▶ **WRITTEN EXERCISE**: Write out the records word for word, with no pictures.

▶ **GIVEN RECORDS**:
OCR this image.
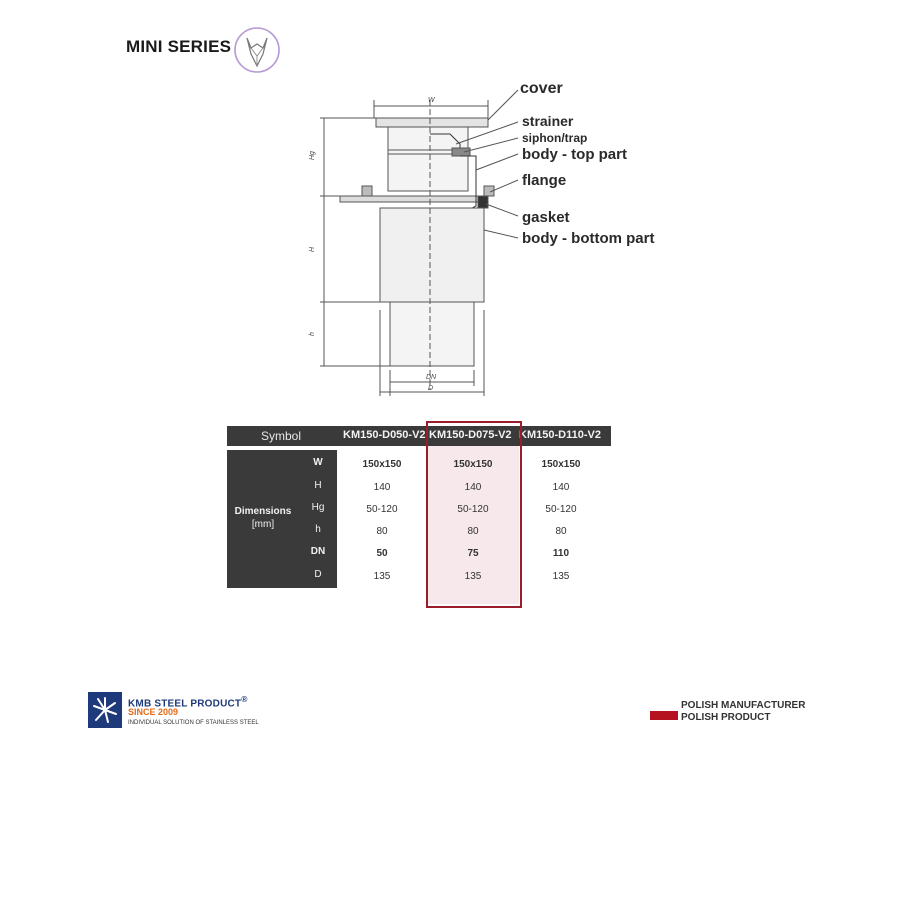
MINI SERIES
W
Hg
H
h
DN
D
cover
strainer
siphon/trap
body - top part
flange
gasket
body - bottom part
Symbol	KM150-D050-V2 KM150-D075-V2 KM150-D110-V2
Dimensions
[mm]
W	150x150	150x150	150x150
H	140	140	140
Hg	50-120	50-120	50-120
h	80	80	80
DN	50	75	110
D	135	135	135
KMB STEEL PRODUCT®
SINCE 2009
INDIVIDUAL SOLUTION OF STAINLESS STEEL
POLISH MANUFACTURER
POLISH PRODUCT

▶ **RIGHT ANSWER**:
OCR this image.
MINI SERIES
W
Hg
H
h
DN
D
cover
strainer
siphon/trap
body - top part
flange
gasket
body - bottom part
Symbol	KM150-D050-V2 KM150-D075-V2 KM150-D110-V2
Dimensions
[mm]
W	150x150	150x150	150x150
H	140	140	140
Hg	50-120	50-120	50-120
h	80	80	80
DN	50	75	110
D	135	135	135
KMB STEEL PRODUCT®
SINCE 2009
INDIVIDUAL SOLUTION OF STAINLESS STEEL
POLISH MANUFACTURER
POLISH PRODUCT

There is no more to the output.